__What to do__.
Write out all of the items again, substituting "Drawing dimensions" for every occurrence of "Patent image size" and changing nothing else. Leave the pictures out of your answer.

(Collected data)
====

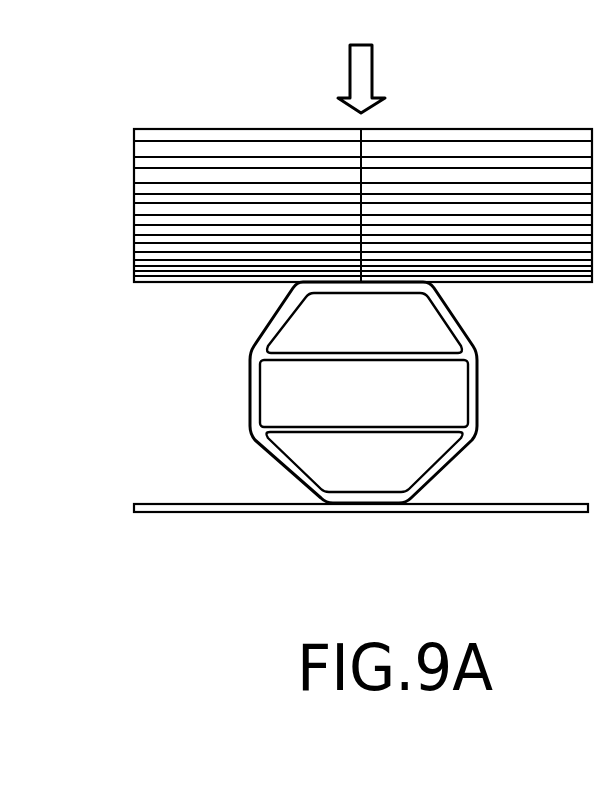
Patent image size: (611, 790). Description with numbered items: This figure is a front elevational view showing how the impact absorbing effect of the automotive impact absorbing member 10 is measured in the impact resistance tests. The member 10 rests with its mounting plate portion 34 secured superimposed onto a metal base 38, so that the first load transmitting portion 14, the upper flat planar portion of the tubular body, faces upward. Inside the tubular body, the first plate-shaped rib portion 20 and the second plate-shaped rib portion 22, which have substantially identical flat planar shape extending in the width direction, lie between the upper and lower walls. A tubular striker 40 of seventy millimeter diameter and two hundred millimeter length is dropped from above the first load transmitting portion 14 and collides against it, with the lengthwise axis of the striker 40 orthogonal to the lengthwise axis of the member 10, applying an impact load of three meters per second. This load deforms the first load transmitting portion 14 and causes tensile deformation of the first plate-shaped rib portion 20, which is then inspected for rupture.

The automotive impact absorbing member 10 is at (364, 392).
The first load transmitting portion 14 is at (377, 288).
The first plate-shaped rib portion 20 is at (365, 357).
The second plate-shaped rib portion 22 is at (373, 427).
The mounting plate portion 34 is at (362, 497).
The metal base 38 is at (503, 502).
The tubular striker 40 is at (526, 288).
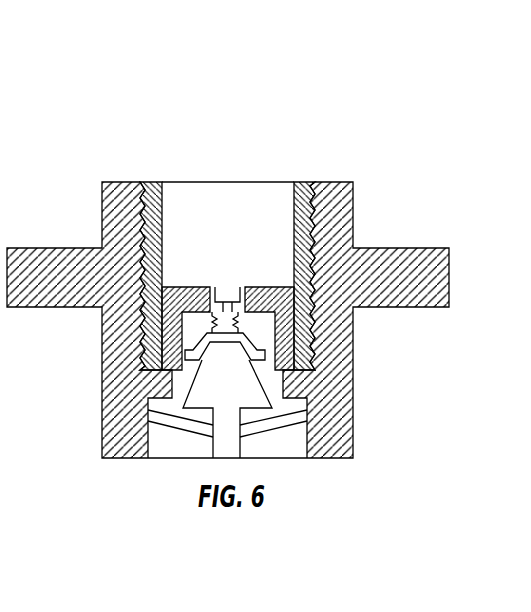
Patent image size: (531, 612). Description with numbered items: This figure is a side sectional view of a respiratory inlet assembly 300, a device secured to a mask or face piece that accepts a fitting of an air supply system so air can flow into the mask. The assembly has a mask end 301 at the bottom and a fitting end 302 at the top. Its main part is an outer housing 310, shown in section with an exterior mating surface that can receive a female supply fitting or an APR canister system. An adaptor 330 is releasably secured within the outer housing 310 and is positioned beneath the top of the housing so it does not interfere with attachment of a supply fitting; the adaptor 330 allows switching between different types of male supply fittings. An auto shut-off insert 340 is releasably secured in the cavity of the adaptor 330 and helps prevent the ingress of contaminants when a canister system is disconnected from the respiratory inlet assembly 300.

The respiratory inlet assembly 300 is at (370, 68).
The mask end 301 is at (420, 445).
The fitting end 302 is at (375, 202).
The outer housing 310 is at (102, 410).
The adaptor 330 is at (155, 182).
The auto shut-off insert 340 is at (258, 287).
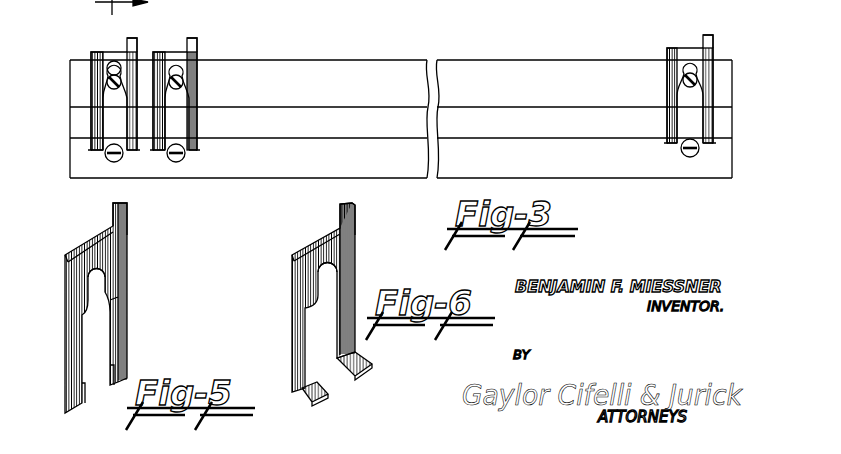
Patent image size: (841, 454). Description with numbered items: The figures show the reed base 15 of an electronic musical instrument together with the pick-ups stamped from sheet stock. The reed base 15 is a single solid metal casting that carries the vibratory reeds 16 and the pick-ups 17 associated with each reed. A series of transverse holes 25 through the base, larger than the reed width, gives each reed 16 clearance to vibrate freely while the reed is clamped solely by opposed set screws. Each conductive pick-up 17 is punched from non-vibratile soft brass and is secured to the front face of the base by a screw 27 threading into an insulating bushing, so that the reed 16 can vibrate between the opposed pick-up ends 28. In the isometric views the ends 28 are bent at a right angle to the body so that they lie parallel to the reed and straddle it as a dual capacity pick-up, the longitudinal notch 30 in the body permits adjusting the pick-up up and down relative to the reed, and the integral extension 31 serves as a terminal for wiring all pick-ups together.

In FIG. 3, the reed base 15 is at (338, 70).
In FIG. 3, the vibratory reed 16 is at (108, 159).
In FIG. 3, the pick-up 17 is at (97, 53).
In FIG. 5, the pick-up 17 is at (72, 263).
In FIG. 6, the pick-up 17 is at (305, 265).
In FIG. 3, the transverse hole 25 is at (116, 163).
In FIG. 3, the screw 27 is at (107, 82).
In FIG. 3, the pick-up end 28 is at (92, 150).
In FIG. 5, the pick-up end 28 is at (112, 375).
In FIG. 6, the pick-up end 28 is at (366, 371).
In FIG. 3, the longitudinal notch 30 is at (114, 68).
In FIG. 5, the longitudinal notch 30 is at (97, 272).
In FIG. 6, the longitudinal notch 30 is at (325, 272).
In FIG. 3, the integral extension 31 is at (128, 43).
In FIG. 5, the integral extension 31 is at (113, 212).
In FIG. 6, the integral extension 31 is at (340, 207).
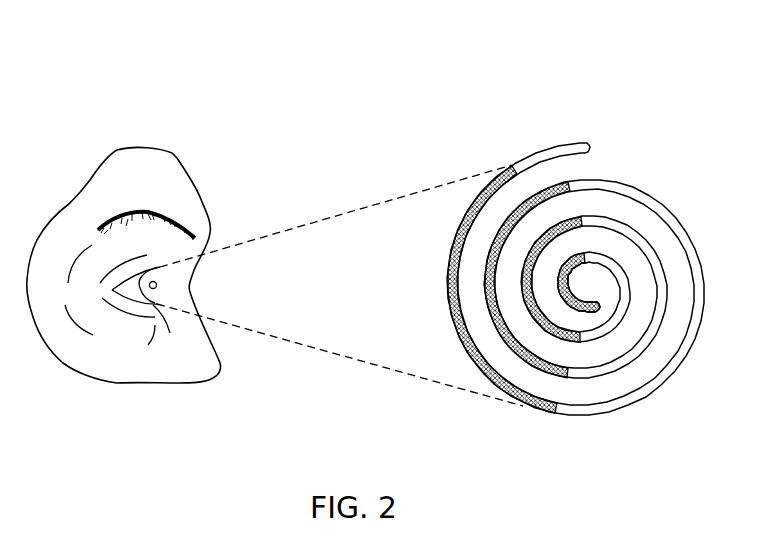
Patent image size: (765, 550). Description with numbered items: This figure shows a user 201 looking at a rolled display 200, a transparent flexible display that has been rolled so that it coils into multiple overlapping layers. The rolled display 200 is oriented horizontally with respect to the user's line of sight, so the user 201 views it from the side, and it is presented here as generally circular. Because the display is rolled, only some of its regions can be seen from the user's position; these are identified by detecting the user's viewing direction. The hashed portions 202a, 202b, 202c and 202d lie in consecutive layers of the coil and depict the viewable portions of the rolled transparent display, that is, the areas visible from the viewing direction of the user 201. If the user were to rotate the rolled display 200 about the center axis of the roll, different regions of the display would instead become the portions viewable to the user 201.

The rolled display 200 is at (724, 50).
The user 201 is at (103, 162).
The viewable portion 202a is at (470, 360).
The viewable portion 202b is at (508, 213).
The viewable portion 202c is at (542, 237).
The viewable portion 202d is at (570, 253).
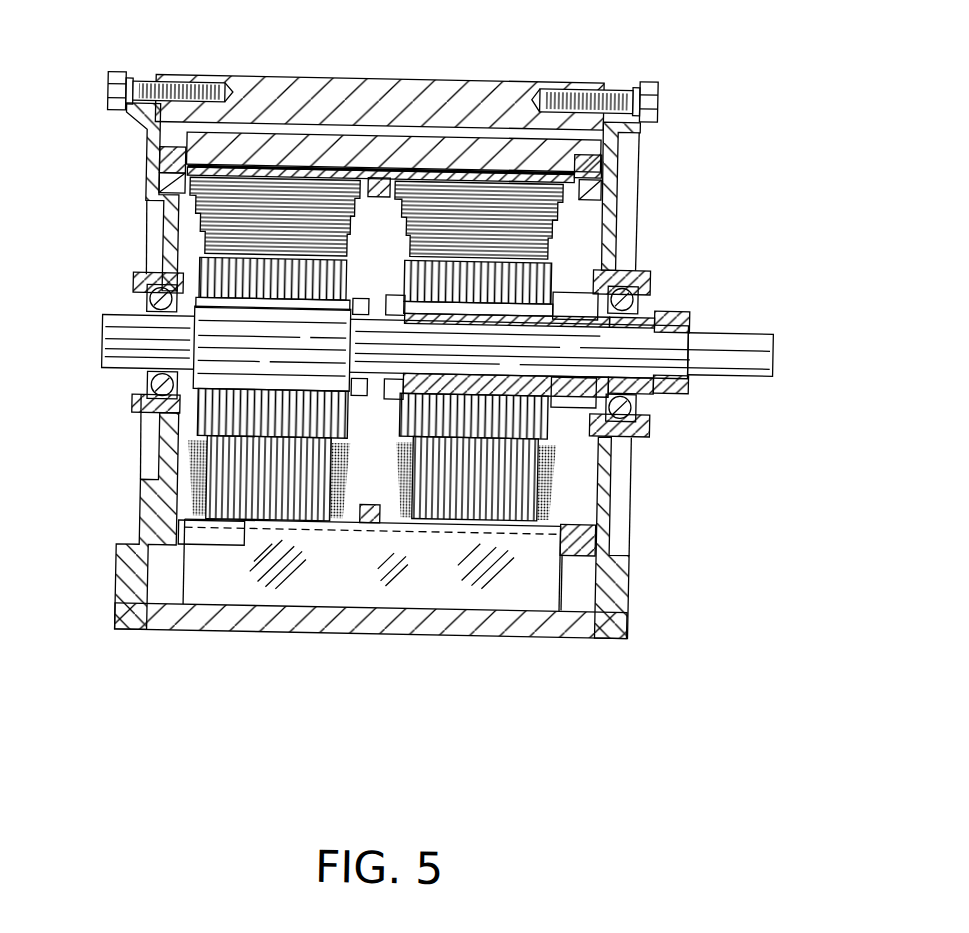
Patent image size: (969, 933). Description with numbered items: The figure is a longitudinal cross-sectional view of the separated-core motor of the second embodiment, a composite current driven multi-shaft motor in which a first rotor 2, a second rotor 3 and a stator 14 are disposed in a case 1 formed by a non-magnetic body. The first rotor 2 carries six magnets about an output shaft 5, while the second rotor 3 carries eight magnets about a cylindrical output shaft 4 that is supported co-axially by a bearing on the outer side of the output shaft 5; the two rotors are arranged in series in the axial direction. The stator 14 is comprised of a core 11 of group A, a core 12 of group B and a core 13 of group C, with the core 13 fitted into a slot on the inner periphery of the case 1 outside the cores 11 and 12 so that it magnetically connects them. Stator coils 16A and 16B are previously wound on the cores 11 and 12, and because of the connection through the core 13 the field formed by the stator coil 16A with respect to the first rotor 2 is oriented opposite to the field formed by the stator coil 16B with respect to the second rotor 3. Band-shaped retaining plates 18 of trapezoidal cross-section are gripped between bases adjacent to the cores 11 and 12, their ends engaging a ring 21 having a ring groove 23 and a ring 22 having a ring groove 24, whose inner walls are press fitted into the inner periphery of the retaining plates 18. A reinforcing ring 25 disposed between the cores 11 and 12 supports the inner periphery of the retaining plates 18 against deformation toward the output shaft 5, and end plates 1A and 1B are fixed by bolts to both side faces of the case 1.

====

__Result of the task__.
Drawing dimensions: (611, 790). Description with numbered items: This figure is a front elevational view showing how the impact absorbing effect of the automotive impact absorbing member 10 is measured in the impact resistance tests. The member 10 rests with its mounting plate portion 34 secured superimposed onto a metal base 38, so that the first load transmitting portion 14, the upper flat planar portion of the tubular body, faces upward. Inside the tubular body, the first plate-shaped rib portion 20 and the second plate-shaped rib portion 22, which have substantially identical flat planar shape extending in the width direction, lie between the upper and lower walls. A tubular striker 40 of seventy millimeter diameter and two hundred millimeter length is dropped from above the first load transmitting portion 14 and collides against it, with the lengthwise axis of the striker 40 orthogonal to the lengthwise axis of the member 10, applying an impact load of three meters per second. This load deforms the first load transmitting portion 14 and causes tensile deformation of the first plate-shaped rib portion 20, which is then inspected for rupture.

The automotive impact absorbing member 10 is at (364, 392).
The first load transmitting portion 14 is at (377, 288).
The first plate-shaped rib portion 20 is at (365, 357).
The second plate-shaped rib portion 22 is at (373, 427).
The mounting plate portion 34 is at (362, 497).
The metal base 38 is at (503, 502).
The tubular striker 40 is at (526, 288).
Drawing dimensions: (531, 612). Description with numbered items: This figure is a side sectional view of a respiratory inlet assembly 300, a device secured to a mask or face piece that accepts a fitting of an air supply system so air can flow into the mask. The assembly has a mask end 301 at the bottom and a fitting end 302 at the top. Its main part is an outer housing 310, shown in section with an exterior mating surface that can receive a female supply fitting or an APR canister system. An adaptor 330 is releasably secured within the outer housing 310 and is positioned beneath the top of the housing so it does not interfere with attachment of a supply fitting; the adaptor 330 allows switching between different types of male supply fittings. An auto shut-off insert 340 is releasably secured in the cavity of the adaptor 330 and helps prevent the ingress of contaminants when a canister system is disconnected from the respiratory inlet assembly 300.

The respiratory inlet assembly 300 is at (370, 68).
The mask end 301 is at (420, 445).
The fitting end 302 is at (375, 202).
The outer housing 310 is at (102, 410).
The adaptor 330 is at (155, 182).
The auto shut-off insert 340 is at (258, 287).
Drawing dimensions: (841, 454). Description with numbered items: The figures show the reed base 15 of an electronic musical instrument together with the pick-ups stamped from sheet stock. The reed base 15 is a single solid metal casting that carries the vibratory reeds 16 and the pick-ups 17 associated with each reed. A series of transverse holes 25 through the base, larger than the reed width, gives each reed 16 clearance to vibrate freely while the reed is clamped solely by opposed set screws. Each conductive pick-up 17 is punched from non-vibratile soft brass and is secured to the front face of the base by a screw 27 threading into an insulating bushing, so that the reed 16 can vibrate between the opposed pick-up ends 28. In the isometric views the ends 28 are bent at a right angle to the body so that they lie parallel to the reed and straddle it as a dual capacity pick-up, the longitudinal notch 30 in the body permits adjusting the pick-up up and down relative to the reed, and the integral extension 31 serves as a terminal for wiring all pick-ups together.

In FIG. 3, the reed base 15 is at (338, 70).
In FIG. 3, the vibratory reed 16 is at (108, 159).
In FIG. 3, the pick-up 17 is at (97, 53).
In FIG. 5, the pick-up 17 is at (72, 263).
In FIG. 6, the pick-up 17 is at (305, 265).
In FIG. 3, the transverse hole 25 is at (116, 163).
In FIG. 3, the screw 27 is at (107, 82).
In FIG. 3, the pick-up end 28 is at (92, 150).
In FIG. 5, the pick-up end 28 is at (112, 375).
In FIG. 6, the pick-up end 28 is at (366, 371).
In FIG. 3, the longitudinal notch 30 is at (114, 68).
In FIG. 5, the longitudinal notch 30 is at (97, 272).
In FIG. 6, the longitudinal notch 30 is at (325, 272).
In FIG. 3, the integral extension 31 is at (128, 43).
In FIG. 5, the integral extension 31 is at (113, 212).
In FIG. 6, the integral extension 31 is at (340, 207).
Drawing dimensions: (765, 550). Description with numbered items: This figure shows a user 201 looking at a rolled display 200, a transparent flexible display that has been rolled so that it coils into multiple overlapping layers. The rolled display 200 is oriented horizontally with respect to the user's line of sight, so the user 201 views it from the side, and it is presented here as generally circular. Because the display is rolled, only some of its regions can be seen from the user's position; these are identified by detecting the user's viewing direction. The hashed portions 202a, 202b, 202c and 202d lie in consecutive layers of the coil and depict the viewable portions of the rolled transparent display, that is, the areas visible from the viewing direction of the user 201. If the user were to rotate the rolled display 200 about the center axis of the roll, different regions of the display would instead become the portions viewable to the user 201.

The rolled display 200 is at (724, 50).
The user 201 is at (103, 162).
The viewable portion 202a is at (470, 360).
The viewable portion 202b is at (508, 213).
The viewable portion 202c is at (542, 237).
The viewable portion 202d is at (570, 253).
Drawing dimensions: (969, 933). Description with numbered items: The figure is a longitudinal cross-sectional view of the separated-core motor of the second embodiment, a composite current driven multi-shaft motor in which a first rotor 2, a second rotor 3 and a stator 14 are disposed in a case 1 formed by a non-magnetic body. The first rotor 2 carries six magnets about an output shaft 5, while the second rotor 3 carries eight magnets about a cylindrical output shaft 4 that is supported co-axially by a bearing on the outer side of the output shaft 5; the two rotors are arranged in series in the axial direction. The stator 14 is comprised of a core 11 of group A, a core 12 of group B and a core 13 of group C, with the core 13 fitted into a slot on the inner periphery of the case 1 outside the cores 11 and 12 so that it magnetically connects them. Stator coils 16A and 16B are previously wound on the cores 11 and 12, and because of the connection through the core 13 the field formed by the stator coil 16A with respect to the first rotor 2 is oriented opposite to the field formed by the stator coil 16B with respect to the second rotor 3. Band-shaped retaining plates 18 of trapezoidal cross-section are gripped between bases adjacent to the cores 11 and 12, their ends engaging a ring 21 having a ring groove 23 and a ring 22 having a ring groove 24, whose inner walls are press fitted into the inner periphery of the retaining plates 18. A reinforcing ring 25 disposed between the cores 11 and 12 supports the inner periphery of the retaining plates 18 against deformation toward the output shaft 5, and end plates 1A and 1B are fixed by bolts to both side faces of the case 1.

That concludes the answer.